**EXERCISE OBJECTIVE**
Below is a block of data; give all of it again word for word.

————

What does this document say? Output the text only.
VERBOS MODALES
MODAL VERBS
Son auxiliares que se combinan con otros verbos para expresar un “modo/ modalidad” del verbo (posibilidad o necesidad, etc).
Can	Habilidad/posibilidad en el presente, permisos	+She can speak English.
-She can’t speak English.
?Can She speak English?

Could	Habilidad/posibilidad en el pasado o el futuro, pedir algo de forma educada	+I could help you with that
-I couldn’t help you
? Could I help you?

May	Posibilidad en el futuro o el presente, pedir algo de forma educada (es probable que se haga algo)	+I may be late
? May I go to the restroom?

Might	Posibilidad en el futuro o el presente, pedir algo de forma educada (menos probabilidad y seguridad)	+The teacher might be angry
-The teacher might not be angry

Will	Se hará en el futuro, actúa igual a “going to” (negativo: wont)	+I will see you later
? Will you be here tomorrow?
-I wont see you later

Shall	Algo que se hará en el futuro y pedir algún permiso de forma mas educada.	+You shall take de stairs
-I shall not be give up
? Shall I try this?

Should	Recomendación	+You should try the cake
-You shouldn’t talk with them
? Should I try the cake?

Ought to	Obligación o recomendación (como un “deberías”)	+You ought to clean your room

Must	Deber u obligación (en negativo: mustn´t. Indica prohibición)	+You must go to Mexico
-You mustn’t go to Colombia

————

**ANSWER TO THIS EXERCISE**
What does this document say? Output the text only.
VERBOS MODALES
MODAL VERBS
Son auxiliares que se combinan con otros verbos para expresar un “modo/ modalidad” del verbo (posibilidad o necesidad, etc).
Can	Habilidad/posibilidad en el presente, permisos	+She can speak English.
-She can’t speak English.
?Can She speak English?

Could	Habilidad/posibilidad en el pasado o el futuro, pedir algo de forma educada	+I could help you with that
-I couldn’t help you
? Could I help you?

May	Posibilidad en el futuro o el presente, pedir algo de forma educada (es probable que se haga algo)	+I may be late
? May I go to the restroom?

Might	Posibilidad en el futuro o el presente, pedir algo de forma educada (menos probabilidad y seguridad)	+The teacher might be angry
-The teacher might not be angry

Will	Se hará en el futuro, actúa igual a “going to” (negativo: wont)	+I will see you later
? Will you be here tomorrow?
-I wont see you later

Shall	Algo que se hará en el futuro y pedir algún permiso de forma mas educada.	+You shall take de stairs
-I shall not be give up
? Shall I try this?

Should	Recomendación	+You should try the cake
-You shouldn’t talk with them
? Should I try the cake?

Ought to	Obligación o recomendación (como un “deberías”)	+You ought to clean your room

Must	Deber u obligación (en negativo: mustn´t. Indica prohibición)	+You must go to Mexico
-You mustn’t go to Colombia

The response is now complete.